Copy all of the records below verbatim.

## Start

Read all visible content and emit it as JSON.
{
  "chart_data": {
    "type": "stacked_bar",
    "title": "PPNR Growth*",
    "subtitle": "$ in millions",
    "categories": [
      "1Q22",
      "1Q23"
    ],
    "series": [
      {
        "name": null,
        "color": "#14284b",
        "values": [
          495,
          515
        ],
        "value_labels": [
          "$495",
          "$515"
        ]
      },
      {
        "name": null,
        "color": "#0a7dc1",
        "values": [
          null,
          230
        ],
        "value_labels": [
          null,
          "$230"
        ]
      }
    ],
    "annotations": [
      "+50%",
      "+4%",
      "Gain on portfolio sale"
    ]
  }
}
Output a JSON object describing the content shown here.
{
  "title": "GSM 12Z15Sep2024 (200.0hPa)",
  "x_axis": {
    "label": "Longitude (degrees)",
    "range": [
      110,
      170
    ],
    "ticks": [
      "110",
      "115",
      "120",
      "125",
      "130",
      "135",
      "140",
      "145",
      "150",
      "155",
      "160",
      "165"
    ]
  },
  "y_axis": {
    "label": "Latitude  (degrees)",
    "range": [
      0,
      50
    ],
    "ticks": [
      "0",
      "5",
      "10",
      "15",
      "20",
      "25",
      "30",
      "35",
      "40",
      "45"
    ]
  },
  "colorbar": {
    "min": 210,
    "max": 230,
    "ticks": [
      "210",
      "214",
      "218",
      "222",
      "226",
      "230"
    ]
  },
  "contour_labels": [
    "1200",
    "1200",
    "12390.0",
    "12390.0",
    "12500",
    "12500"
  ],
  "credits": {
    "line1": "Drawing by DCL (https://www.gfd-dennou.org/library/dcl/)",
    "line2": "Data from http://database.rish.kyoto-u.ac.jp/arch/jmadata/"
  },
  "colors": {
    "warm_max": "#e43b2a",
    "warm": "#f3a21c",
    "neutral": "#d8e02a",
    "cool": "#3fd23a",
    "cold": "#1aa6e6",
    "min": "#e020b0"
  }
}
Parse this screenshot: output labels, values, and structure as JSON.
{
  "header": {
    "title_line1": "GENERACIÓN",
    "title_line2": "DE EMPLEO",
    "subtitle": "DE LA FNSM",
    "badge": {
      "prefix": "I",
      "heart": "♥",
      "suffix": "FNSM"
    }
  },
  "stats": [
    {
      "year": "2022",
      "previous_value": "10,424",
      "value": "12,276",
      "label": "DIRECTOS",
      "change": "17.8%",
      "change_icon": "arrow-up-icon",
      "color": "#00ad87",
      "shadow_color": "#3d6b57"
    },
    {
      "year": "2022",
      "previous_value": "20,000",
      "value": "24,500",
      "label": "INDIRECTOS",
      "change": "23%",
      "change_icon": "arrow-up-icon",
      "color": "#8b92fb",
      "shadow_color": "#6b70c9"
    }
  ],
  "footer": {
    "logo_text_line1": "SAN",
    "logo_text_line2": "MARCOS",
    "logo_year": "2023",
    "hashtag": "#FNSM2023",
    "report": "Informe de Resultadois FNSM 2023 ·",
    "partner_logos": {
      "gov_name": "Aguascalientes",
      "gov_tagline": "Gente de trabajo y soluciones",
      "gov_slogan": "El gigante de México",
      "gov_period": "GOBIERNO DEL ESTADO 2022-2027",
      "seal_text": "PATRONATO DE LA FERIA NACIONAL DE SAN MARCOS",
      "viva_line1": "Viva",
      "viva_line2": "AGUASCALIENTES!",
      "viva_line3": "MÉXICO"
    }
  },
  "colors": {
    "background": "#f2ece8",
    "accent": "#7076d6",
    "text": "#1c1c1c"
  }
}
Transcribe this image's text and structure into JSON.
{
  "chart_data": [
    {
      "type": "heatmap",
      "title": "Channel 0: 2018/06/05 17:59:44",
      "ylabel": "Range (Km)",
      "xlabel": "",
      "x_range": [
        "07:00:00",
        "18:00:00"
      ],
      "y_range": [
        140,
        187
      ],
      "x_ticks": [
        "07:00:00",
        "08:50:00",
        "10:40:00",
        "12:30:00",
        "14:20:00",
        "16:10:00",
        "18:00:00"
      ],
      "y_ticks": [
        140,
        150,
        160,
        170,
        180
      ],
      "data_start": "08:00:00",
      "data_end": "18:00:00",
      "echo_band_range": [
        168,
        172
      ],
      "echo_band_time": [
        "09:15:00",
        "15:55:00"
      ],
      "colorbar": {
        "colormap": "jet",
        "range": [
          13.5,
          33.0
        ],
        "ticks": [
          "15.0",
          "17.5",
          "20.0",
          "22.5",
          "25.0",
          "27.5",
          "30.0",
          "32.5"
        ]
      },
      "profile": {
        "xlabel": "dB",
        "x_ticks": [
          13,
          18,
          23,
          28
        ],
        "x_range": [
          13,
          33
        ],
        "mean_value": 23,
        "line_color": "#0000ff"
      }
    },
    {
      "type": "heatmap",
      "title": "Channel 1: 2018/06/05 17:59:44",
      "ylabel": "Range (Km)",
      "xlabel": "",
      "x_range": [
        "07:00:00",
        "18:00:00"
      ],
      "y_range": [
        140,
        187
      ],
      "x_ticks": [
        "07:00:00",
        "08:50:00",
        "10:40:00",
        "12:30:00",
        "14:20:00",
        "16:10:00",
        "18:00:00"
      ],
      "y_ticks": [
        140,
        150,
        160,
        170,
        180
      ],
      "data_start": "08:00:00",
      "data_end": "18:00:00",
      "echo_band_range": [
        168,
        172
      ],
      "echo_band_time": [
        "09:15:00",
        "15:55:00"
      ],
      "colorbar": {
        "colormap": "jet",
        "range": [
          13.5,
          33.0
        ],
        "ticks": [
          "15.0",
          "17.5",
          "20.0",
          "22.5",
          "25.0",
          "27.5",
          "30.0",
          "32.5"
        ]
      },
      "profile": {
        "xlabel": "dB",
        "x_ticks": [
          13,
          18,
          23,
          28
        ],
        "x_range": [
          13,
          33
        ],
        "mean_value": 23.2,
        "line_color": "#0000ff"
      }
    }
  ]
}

## End

(ANSWER BELOW)
Read all visible content and emit it as JSON.
{
  "chart_data": {
    "type": "stacked_bar",
    "title": "PPNR Growth*",
    "subtitle": "$ in millions",
    "categories": [
      "1Q22",
      "1Q23"
    ],
    "series": [
      {
        "name": null,
        "color": "#14284b",
        "values": [
          495,
          515
        ],
        "value_labels": [
          "$495",
          "$515"
        ]
      },
      {
        "name": null,
        "color": "#0a7dc1",
        "values": [
          null,
          230
        ],
        "value_labels": [
          null,
          "$230"
        ]
      }
    ],
    "annotations": [
      "+50%",
      "+4%",
      "Gain on portfolio sale"
    ]
  }
}
Output a JSON object describing the content shown here.
{
  "title": "GSM 12Z15Sep2024 (200.0hPa)",
  "x_axis": {
    "label": "Longitude (degrees)",
    "range": [
      110,
      170
    ],
    "ticks": [
      "110",
      "115",
      "120",
      "125",
      "130",
      "135",
      "140",
      "145",
      "150",
      "155",
      "160",
      "165"
    ]
  },
  "y_axis": {
    "label": "Latitude  (degrees)",
    "range": [
      0,
      50
    ],
    "ticks": [
      "0",
      "5",
      "10",
      "15",
      "20",
      "25",
      "30",
      "35",
      "40",
      "45"
    ]
  },
  "colorbar": {
    "min": 210,
    "max": 230,
    "ticks": [
      "210",
      "214",
      "218",
      "222",
      "226",
      "230"
    ]
  },
  "contour_labels": [
    "1200",
    "1200",
    "12390.0",
    "12390.0",
    "12500",
    "12500"
  ],
  "credits": {
    "line1": "Drawing by DCL (https://www.gfd-dennou.org/library/dcl/)",
    "line2": "Data from http://database.rish.kyoto-u.ac.jp/arch/jmadata/"
  },
  "colors": {
    "warm_max": "#e43b2a",
    "warm": "#f3a21c",
    "neutral": "#d8e02a",
    "cool": "#3fd23a",
    "cold": "#1aa6e6",
    "min": "#e020b0"
  }
}
Parse this screenshot: output labels, values, and structure as JSON.
{
  "header": {
    "title_line1": "GENERACIÓN",
    "title_line2": "DE EMPLEO",
    "subtitle": "DE LA FNSM",
    "badge": {
      "prefix": "I",
      "heart": "♥",
      "suffix": "FNSM"
    }
  },
  "stats": [
    {
      "year": "2022",
      "previous_value": "10,424",
      "value": "12,276",
      "label": "DIRECTOS",
      "change": "17.8%",
      "change_icon": "arrow-up-icon",
      "color": "#00ad87",
      "shadow_color": "#3d6b57"
    },
    {
      "year": "2022",
      "previous_value": "20,000",
      "value": "24,500",
      "label": "INDIRECTOS",
      "change": "23%",
      "change_icon": "arrow-up-icon",
      "color": "#8b92fb",
      "shadow_color": "#6b70c9"
    }
  ],
  "footer": {
    "logo_text_line1": "SAN",
    "logo_text_line2": "MARCOS",
    "logo_year": "2023",
    "hashtag": "#FNSM2023",
    "report": "Informe de Resultadois FNSM 2023 ·",
    "partner_logos": {
      "gov_name": "Aguascalientes",
      "gov_tagline": "Gente de trabajo y soluciones",
      "gov_slogan": "El gigante de México",
      "gov_period": "GOBIERNO DEL ESTADO 2022-2027",
      "seal_text": "PATRONATO DE LA FERIA NACIONAL DE SAN MARCOS",
      "viva_line1": "Viva",
      "viva_line2": "AGUASCALIENTES!",
      "viva_line3": "MÉXICO"
    }
  },
  "colors": {
    "background": "#f2ece8",
    "accent": "#7076d6",
    "text": "#1c1c1c"
  }
}
Transcribe this image's text and structure into JSON.
{
  "chart_data": [
    {
      "type": "heatmap",
      "title": "Channel 0: 2018/06/05 17:59:44",
      "ylabel": "Range (Km)",
      "xlabel": "",
      "x_range": [
        "07:00:00",
        "18:00:00"
      ],
      "y_range": [
        140,
        187
      ],
      "x_ticks": [
        "07:00:00",
        "08:50:00",
        "10:40:00",
        "12:30:00",
        "14:20:00",
        "16:10:00",
        "18:00:00"
      ],
      "y_ticks": [
        140,
        150,
        160,
        170,
        180
      ],
      "data_start": "08:00:00",
      "data_end": "18:00:00",
      "echo_band_range": [
        168,
        172
      ],
      "echo_band_time": [
        "09:15:00",
        "15:55:00"
      ],
      "colorbar": {
        "colormap": "jet",
        "range": [
          13.5,
          33.0
        ],
        "ticks": [
          "15.0",
          "17.5",
          "20.0",
          "22.5",
          "25.0",
          "27.5",
          "30.0",
          "32.5"
        ]
      },
      "profile": {
        "xlabel": "dB",
        "x_ticks": [
          13,
          18,
          23,
          28
        ],
        "x_range": [
          13,
          33
        ],
        "mean_value": 23,
        "line_color": "#0000ff"
      }
    },
    {
      "type": "heatmap",
      "title": "Channel 1: 2018/06/05 17:59:44",
      "ylabel": "Range (Km)",
      "xlabel": "",
      "x_range": [
        "07:00:00",
        "18:00:00"
      ],
      "y_range": [
        140,
        187
      ],
      "x_ticks": [
        "07:00:00",
        "08:50:00",
        "10:40:00",
        "12:30:00",
        "14:20:00",
        "16:10:00",
        "18:00:00"
      ],
      "y_ticks": [
        140,
        150,
        160,
        170,
        180
      ],
      "data_start": "08:00:00",
      "data_end": "18:00:00",
      "echo_band_range": [
        168,
        172
      ],
      "echo_band_time": [
        "09:15:00",
        "15:55:00"
      ],
      "colorbar": {
        "colormap": "jet",
        "range": [
          13.5,
          33.0
        ],
        "ticks": [
          "15.0",
          "17.5",
          "20.0",
          "22.5",
          "25.0",
          "27.5",
          "30.0",
          "32.5"
        ]
      },
      "profile": {
        "xlabel": "dB",
        "x_ticks": [
          13,
          18,
          23,
          28
        ],
        "x_range": [
          13,
          33
        ],
        "mean_value": 23.2,
        "line_color": "#0000ff"
      }
    }
  ]
}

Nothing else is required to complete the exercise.